A position, size, shape, range, etc. of each configuration illustrated in the drawings, etc. may not represent an actual position, size, shape, range, etc., in order to facilitate understanding of the invention. For this reason, the invention is not necessarily limited to positions, sizes, shapes, ranges, etc. disclosed in the drawings, etc.

Publications, patents, and patent applications cited in this specification are included in a part of description of this specification without change.

It is assumed that a component presented in a singular form in this specification includes a plural form unless the context clearly states otherwise.

In the present embodiment, the description will proceed with a coordinate system in which an optical axis is taken as a Z-axis, and an XY-plane is taken as the surface of the light guiding plate. In addition, when a pupil of a user is approximated to a circle, an emission position in the light guiding plate visually recognized by the user also becomes a circle according to a pixel position. Hereinafter, the circle is referred to as an emission circle.

FIG. 6 is a schematic view for describing the emission circle. Here, the case where a projector 300, which is a light source for forming an image, and a pupil 400 of the user are disposed on opposite sides with respect to the light guiding plate 100 is illustrated. Assuming that a wavevector of the incidence diffraction grating 101 is directed in a y-direction, arrows in the figure represent light rays in an xz-plane. It is assumed that the incidence diffraction grating 101 does not have a wavevector component in an x-direction.

A light ray emitted from the projector 300 is coupled to the light guiding plate 100 by the incidence diffraction grating 101 and propagates inside the light guiding plate 100 while being totally reflected. The light ray is totally reflected and propagates inside the light guiding plate 100 while being further converted into a plurality of light rays duplicated by the emission diffraction grating 102, and is finally emitted from the light guiding plate 100. Some of the emitted light rays are imaged on the retina through the pupil 400 of the user and recognized as an augmented reality image superimposed on an image of the real world.

In the light guiding plate 100 using such a concave-convex type diffraction grating, a wavevector K of a light ray emitted from the projector 300 is refracted in the light guiding plate 100 and the wavevector becomes K₀ according to Snell's law. Further, the incidence diffraction grating 101 performs conversion into a wavevector K₁ allowing total reflection and propagation inside the light guiding plate 100. Due to diffraction by the emission diffraction grating 102 provided on the light guiding plate 100, and the wavevector changes to K₂, K₃, . . . each time diffraction is repeated.

Assuming that a wavevector of a light ray finally emitted from the light guiding plate 100 is K′, |K′|=|K|, and when the projector 300 is located on the opposite side from the eye with the light guiding plate 100 interposed therebetween, K′=K. On the other hand, when the projector 300 is located on the same side as the eye with respect to the light guiding plate 100, the light guiding plate 100 acts in the same way as a reflecting mirror with respect to the wavevector, and when a normal vector of the light guiding plate 100 is set to a z-direction, and x, y, and z components of the wavevector are compared with one another, it is possible to obtain expressions Kx′=Kx, Ky′=Ky, and Kz′=−Kz.

→ **Information given**:
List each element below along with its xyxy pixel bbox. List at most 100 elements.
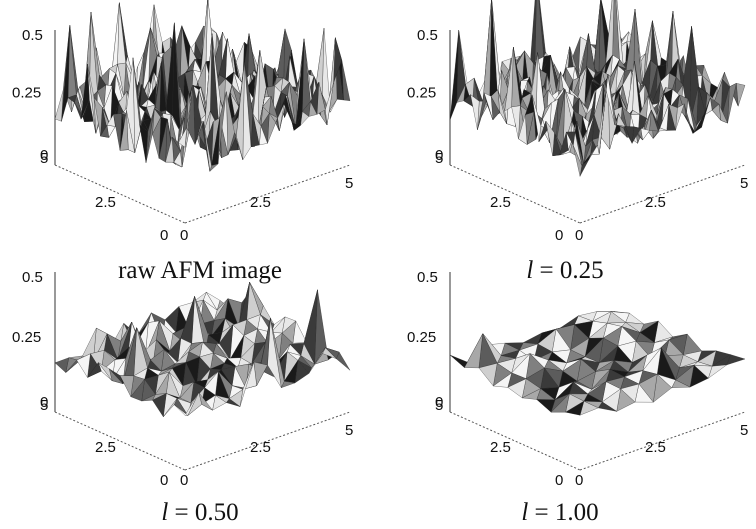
z-tick-label: 0.5 — [22, 27, 43, 44]
surface-facet — [54, 357, 70, 373]
surface-facet — [573, 145, 582, 177]
x-tick-label: 2.5 — [250, 439, 271, 456]
surface-facet — [145, 108, 155, 163]
surface-facet — [74, 102, 83, 120]
panel-caption: l = 0.25 — [526, 257, 603, 284]
y-tick-label: 2.5 — [95, 439, 116, 456]
surface-facet — [126, 57, 135, 153]
surface-facet — [109, 368, 124, 384]
y-tick-label: 2.5 — [490, 439, 511, 456]
x-tick-label: 5 — [345, 422, 353, 439]
surface-facet — [174, 404, 189, 416]
z-tick-label: 0 — [40, 147, 48, 164]
y-tick-label: 5 — [40, 397, 48, 414]
caption-symbol: l — [526, 257, 533, 284]
surface-facet — [456, 84, 466, 103]
z-tick-label: 0 — [435, 394, 443, 411]
y-tick-label: 0 — [160, 472, 168, 489]
surface-facet — [536, 399, 556, 413]
z-tick-label: 0.5 — [22, 269, 43, 286]
x-tick-label: 0 — [575, 472, 583, 489]
surface-facet — [152, 117, 161, 159]
surface-facet — [119, 110, 129, 151]
surface-mesh — [54, 281, 351, 418]
surface-facet — [113, 113, 122, 151]
surface-facet — [550, 393, 570, 413]
surface-facet — [98, 362, 113, 381]
caption-value: = 0.25 — [533, 257, 603, 284]
x-axis-line — [184, 164, 351, 224]
surface-facet — [463, 94, 473, 107]
y-tick-label: 0 — [160, 227, 168, 244]
surface-facet — [490, 89, 500, 113]
surface-facet — [545, 120, 555, 156]
surface-facet — [531, 94, 541, 142]
surface-facet — [525, 94, 535, 115]
surface-facet — [61, 25, 70, 122]
y-tick-label: 0 — [555, 472, 563, 489]
x-axis-line — [184, 411, 351, 471]
surface-facet — [67, 94, 77, 103]
z-tick-label: 0.25 — [12, 85, 41, 102]
surface-facet — [158, 118, 168, 163]
surface-facet — [565, 400, 585, 416]
x-tick-label: 5 — [740, 175, 748, 192]
surface-facet — [470, 94, 480, 130]
surface-facet — [119, 375, 134, 398]
surface-facet — [518, 114, 528, 145]
panel-caption: l = 1.00 — [521, 499, 598, 526]
surface-facet — [130, 378, 145, 402]
caption-symbol: l — [161, 499, 168, 526]
surface-facet — [163, 398, 178, 417]
surface-facet — [566, 131, 576, 146]
surface-facet — [464, 333, 483, 369]
surface-facet — [477, 92, 487, 130]
surface-facet — [478, 362, 498, 387]
x-axis-line — [579, 164, 746, 224]
y-tick-label: 5 — [435, 397, 443, 414]
surface-facet — [336, 351, 351, 371]
surface-facet — [497, 89, 507, 124]
y-tick-label: 5 — [435, 150, 443, 167]
y-axis-line — [449, 164, 581, 224]
y-axis-line — [449, 411, 581, 471]
surface-facet — [139, 124, 148, 163]
surface-facet — [449, 29, 459, 121]
x-tick-label: 0 — [575, 227, 583, 244]
surface-facet — [552, 154, 562, 156]
surface-facet — [171, 136, 181, 152]
x-tick-label: 5 — [740, 422, 748, 439]
z-tick-label: 0.25 — [407, 85, 436, 102]
surface-facet — [559, 132, 569, 156]
surface-facet — [165, 136, 174, 163]
y-tick-label: 2.5 — [95, 194, 116, 211]
surface-facet — [93, 97, 103, 137]
surface-facet — [141, 394, 156, 402]
x-tick-label: 2.5 — [645, 439, 666, 456]
z-tick-label: 0.25 — [407, 329, 436, 346]
caption-symbol: l — [521, 499, 528, 526]
surface-facet — [521, 388, 541, 400]
x-tick-label: 5 — [345, 175, 353, 192]
surface-facet — [511, 105, 521, 139]
y-tick-label: 2.5 — [490, 194, 511, 211]
surface-mesh — [54, 0, 351, 172]
z-tick-label: 0.25 — [12, 329, 41, 346]
z-tick-label: 0.5 — [417, 269, 438, 286]
x-axis-line — [579, 411, 746, 471]
surface-mesh — [449, 311, 746, 416]
panel-caption: l = 0.50 — [161, 499, 238, 526]
surface-facet — [54, 89, 64, 122]
surface-facet — [106, 113, 116, 127]
surface-facet — [87, 64, 96, 134]
surface-facet — [76, 353, 91, 378]
surface-facet — [504, 47, 514, 112]
surface-facet — [152, 393, 167, 418]
x-tick-label: 0 — [180, 227, 188, 244]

→ **Prompt 1**: According to the light guiding plate description, what name is given to the circle formed by the emission position that the user visually recognizes?
→ **Prompt 2**: Echo the light guiding plate description word for word, starting with "A light ray emitted from the projector 300 is coupled" and going on through "the real world.".
You can leave the records aside; they are not needed here.

→ **Worked answer 1**: It is called the emission circle.

→ **Worked answer 2**:
A light ray emitted from the projector 300 is coupled to the light guiding plate 100 by the incidence diffraction grating 101 and propagates inside the light guiding plate 100 while being totally reflected. The light ray is totally reflected and propagates inside the light guiding plate 100 while being further converted into a plurality of light rays duplicated by the emission diffraction grating 102, and is finally emitted from the light guiding plate 100. Some of the emitted light rays are imaged on the retina through the pupil 400 of the user and recognized as an augmented reality image superimposed on an image of the real world.